───── Data in this exercise ─────

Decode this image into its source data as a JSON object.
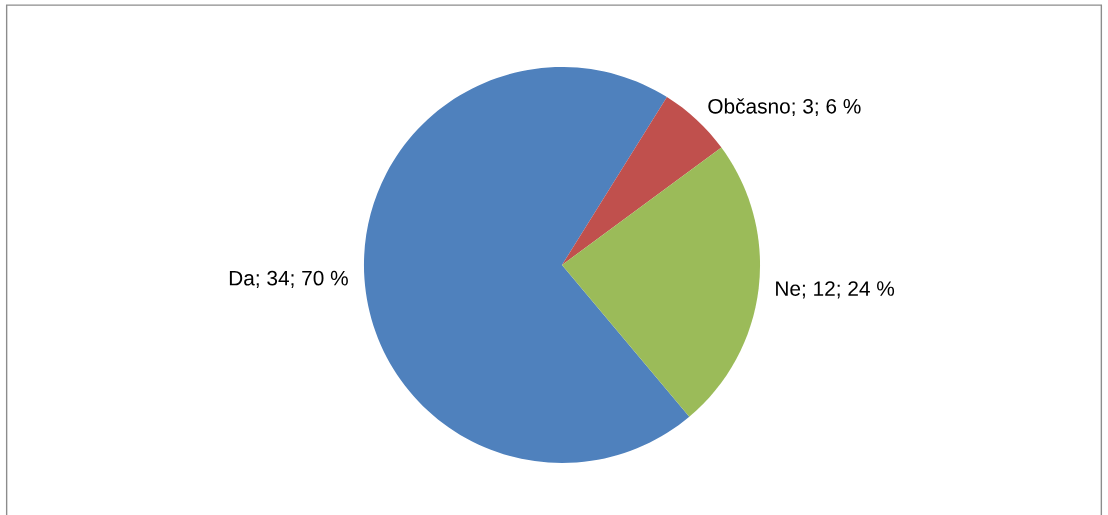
{
  "chart_data": {
    "type": "pie",
    "categories": [
      "Da",
      "Občasno",
      "Ne"
    ],
    "values": [
      70,
      6,
      24
    ],
    "colors": [
      "#4f81bd",
      "#c0504d",
      "#9bbb59"
    ],
    "value_labels": [
      "34; 70 %",
      "3; 6 %",
      "12; 24 %"
    ],
    "legend": false
  }
}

─────

**Problem statement**
Omit every picture while copying the listing above exactly.

**Worked answer**
Decode this image into its source data as a JSON object.
{
  "chart_data": {
    "type": "pie",
    "categories": [
      "Da",
      "Občasno",
      "Ne"
    ],
    "values": [
      70,
      6,
      24
    ],
    "colors": [
      "#4f81bd",
      "#c0504d",
      "#9bbb59"
    ],
    "value_labels": [
      "34; 70 %",
      "3; 6 %",
      "12; 24 %"
    ],
    "legend": false
  }
}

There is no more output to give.